Problem description - Write out the whole of the material exactly.

Supplied records -
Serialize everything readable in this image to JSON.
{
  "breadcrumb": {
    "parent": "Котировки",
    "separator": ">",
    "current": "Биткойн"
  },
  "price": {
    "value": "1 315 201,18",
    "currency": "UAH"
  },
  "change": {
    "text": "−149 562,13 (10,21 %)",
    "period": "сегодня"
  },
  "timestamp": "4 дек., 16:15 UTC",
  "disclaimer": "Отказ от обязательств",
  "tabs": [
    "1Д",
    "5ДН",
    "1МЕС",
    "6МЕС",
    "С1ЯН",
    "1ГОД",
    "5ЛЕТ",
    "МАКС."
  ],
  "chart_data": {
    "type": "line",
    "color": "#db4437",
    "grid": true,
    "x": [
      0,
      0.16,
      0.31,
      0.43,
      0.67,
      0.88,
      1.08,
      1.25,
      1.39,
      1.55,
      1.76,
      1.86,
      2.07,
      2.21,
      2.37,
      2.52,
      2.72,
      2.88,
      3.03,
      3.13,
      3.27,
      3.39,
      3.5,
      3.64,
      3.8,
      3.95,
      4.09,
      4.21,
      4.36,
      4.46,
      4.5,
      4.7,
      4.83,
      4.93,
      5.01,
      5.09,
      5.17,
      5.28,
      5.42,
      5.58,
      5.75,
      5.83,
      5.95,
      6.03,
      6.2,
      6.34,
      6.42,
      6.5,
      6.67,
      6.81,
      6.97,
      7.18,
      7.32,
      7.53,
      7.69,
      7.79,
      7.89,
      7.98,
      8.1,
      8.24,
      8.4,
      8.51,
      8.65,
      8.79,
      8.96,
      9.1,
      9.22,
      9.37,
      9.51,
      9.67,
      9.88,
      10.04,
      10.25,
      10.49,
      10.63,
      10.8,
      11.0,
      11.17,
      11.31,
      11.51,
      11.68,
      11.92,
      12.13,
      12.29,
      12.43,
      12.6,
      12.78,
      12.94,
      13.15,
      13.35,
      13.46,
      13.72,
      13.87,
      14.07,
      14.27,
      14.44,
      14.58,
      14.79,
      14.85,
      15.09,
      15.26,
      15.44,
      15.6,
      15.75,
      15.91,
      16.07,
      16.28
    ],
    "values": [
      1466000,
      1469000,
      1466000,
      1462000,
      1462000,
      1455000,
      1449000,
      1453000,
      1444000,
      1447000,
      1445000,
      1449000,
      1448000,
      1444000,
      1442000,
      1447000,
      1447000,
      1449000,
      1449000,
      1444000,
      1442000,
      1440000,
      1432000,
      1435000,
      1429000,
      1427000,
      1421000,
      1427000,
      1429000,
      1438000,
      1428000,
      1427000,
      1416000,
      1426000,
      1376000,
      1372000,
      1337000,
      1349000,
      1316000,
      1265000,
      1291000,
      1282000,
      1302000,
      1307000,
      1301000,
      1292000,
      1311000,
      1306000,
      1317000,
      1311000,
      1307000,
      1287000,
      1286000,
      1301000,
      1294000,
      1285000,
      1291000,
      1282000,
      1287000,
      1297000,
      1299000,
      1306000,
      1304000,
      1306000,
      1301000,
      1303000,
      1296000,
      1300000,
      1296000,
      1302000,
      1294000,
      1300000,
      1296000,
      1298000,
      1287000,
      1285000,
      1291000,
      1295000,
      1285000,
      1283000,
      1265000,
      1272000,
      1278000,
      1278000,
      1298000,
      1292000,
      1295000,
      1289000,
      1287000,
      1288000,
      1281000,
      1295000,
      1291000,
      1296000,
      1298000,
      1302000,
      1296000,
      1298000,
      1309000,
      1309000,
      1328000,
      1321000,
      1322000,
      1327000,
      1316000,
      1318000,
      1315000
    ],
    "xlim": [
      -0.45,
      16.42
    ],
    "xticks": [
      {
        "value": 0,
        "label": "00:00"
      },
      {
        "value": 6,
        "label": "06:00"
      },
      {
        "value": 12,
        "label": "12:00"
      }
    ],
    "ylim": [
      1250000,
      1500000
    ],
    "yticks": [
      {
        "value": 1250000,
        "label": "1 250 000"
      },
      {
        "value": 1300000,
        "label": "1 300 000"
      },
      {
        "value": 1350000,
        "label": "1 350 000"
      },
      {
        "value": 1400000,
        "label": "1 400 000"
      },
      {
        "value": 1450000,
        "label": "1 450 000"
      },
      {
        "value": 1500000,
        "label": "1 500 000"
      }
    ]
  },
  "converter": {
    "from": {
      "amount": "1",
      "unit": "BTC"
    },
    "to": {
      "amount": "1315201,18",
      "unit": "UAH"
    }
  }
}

Solution to the exercise -
Serialize everything readable in this image to JSON.
{
  "breadcrumb": {
    "parent": "Котировки",
    "separator": ">",
    "current": "Биткойн"
  },
  "price": {
    "value": "1 315 201,18",
    "currency": "UAH"
  },
  "change": {
    "text": "−149 562,13 (10,21 %)",
    "period": "сегодня"
  },
  "timestamp": "4 дек., 16:15 UTC",
  "disclaimer": "Отказ от обязательств",
  "tabs": [
    "1Д",
    "5ДН",
    "1МЕС",
    "6МЕС",
    "С1ЯН",
    "1ГОД",
    "5ЛЕТ",
    "МАКС."
  ],
  "chart_data": {
    "type": "line",
    "color": "#db4437",
    "grid": true,
    "x": [
      0,
      0.16,
      0.31,
      0.43,
      0.67,
      0.88,
      1.08,
      1.25,
      1.39,
      1.55,
      1.76,
      1.86,
      2.07,
      2.21,
      2.37,
      2.52,
      2.72,
      2.88,
      3.03,
      3.13,
      3.27,
      3.39,
      3.5,
      3.64,
      3.8,
      3.95,
      4.09,
      4.21,
      4.36,
      4.46,
      4.5,
      4.7,
      4.83,
      4.93,
      5.01,
      5.09,
      5.17,
      5.28,
      5.42,
      5.58,
      5.75,
      5.83,
      5.95,
      6.03,
      6.2,
      6.34,
      6.42,
      6.5,
      6.67,
      6.81,
      6.97,
      7.18,
      7.32,
      7.53,
      7.69,
      7.79,
      7.89,
      7.98,
      8.1,
      8.24,
      8.4,
      8.51,
      8.65,
      8.79,
      8.96,
      9.1,
      9.22,
      9.37,
      9.51,
      9.67,
      9.88,
      10.04,
      10.25,
      10.49,
      10.63,
      10.8,
      11.0,
      11.17,
      11.31,
      11.51,
      11.68,
      11.92,
      12.13,
      12.29,
      12.43,
      12.6,
      12.78,
      12.94,
      13.15,
      13.35,
      13.46,
      13.72,
      13.87,
      14.07,
      14.27,
      14.44,
      14.58,
      14.79,
      14.85,
      15.09,
      15.26,
      15.44,
      15.6,
      15.75,
      15.91,
      16.07,
      16.28
    ],
    "values": [
      1466000,
      1469000,
      1466000,
      1462000,
      1462000,
      1455000,
      1449000,
      1453000,
      1444000,
      1447000,
      1445000,
      1449000,
      1448000,
      1444000,
      1442000,
      1447000,
      1447000,
      1449000,
      1449000,
      1444000,
      1442000,
      1440000,
      1432000,
      1435000,
      1429000,
      1427000,
      1421000,
      1427000,
      1429000,
      1438000,
      1428000,
      1427000,
      1416000,
      1426000,
      1376000,
      1372000,
      1337000,
      1349000,
      1316000,
      1265000,
      1291000,
      1282000,
      1302000,
      1307000,
      1301000,
      1292000,
      1311000,
      1306000,
      1317000,
      1311000,
      1307000,
      1287000,
      1286000,
      1301000,
      1294000,
      1285000,
      1291000,
      1282000,
      1287000,
      1297000,
      1299000,
      1306000,
      1304000,
      1306000,
      1301000,
      1303000,
      1296000,
      1300000,
      1296000,
      1302000,
      1294000,
      1300000,
      1296000,
      1298000,
      1287000,
      1285000,
      1291000,
      1295000,
      1285000,
      1283000,
      1265000,
      1272000,
      1278000,
      1278000,
      1298000,
      1292000,
      1295000,
      1289000,
      1287000,
      1288000,
      1281000,
      1295000,
      1291000,
      1296000,
      1298000,
      1302000,
      1296000,
      1298000,
      1309000,
      1309000,
      1328000,
      1321000,
      1322000,
      1327000,
      1316000,
      1318000,
      1315000
    ],
    "xlim": [
      -0.45,
      16.42
    ],
    "xticks": [
      {
        "value": 0,
        "label": "00:00"
      },
      {
        "value": 6,
        "label": "06:00"
      },
      {
        "value": 12,
        "label": "12:00"
      }
    ],
    "ylim": [
      1250000,
      1500000
    ],
    "yticks": [
      {
        "value": 1250000,
        "label": "1 250 000"
      },
      {
        "value": 1300000,
        "label": "1 300 000"
      },
      {
        "value": 1350000,
        "label": "1 350 000"
      },
      {
        "value": 1400000,
        "label": "1 400 000"
      },
      {
        "value": 1450000,
        "label": "1 450 000"
      },
      {
        "value": 1500000,
        "label": "1 500 000"
      }
    ]
  },
  "converter": {
    "from": {
      "amount": "1",
      "unit": "BTC"
    },
    "to": {
      "amount": "1315201,18",
      "unit": "UAH"
    }
  }
}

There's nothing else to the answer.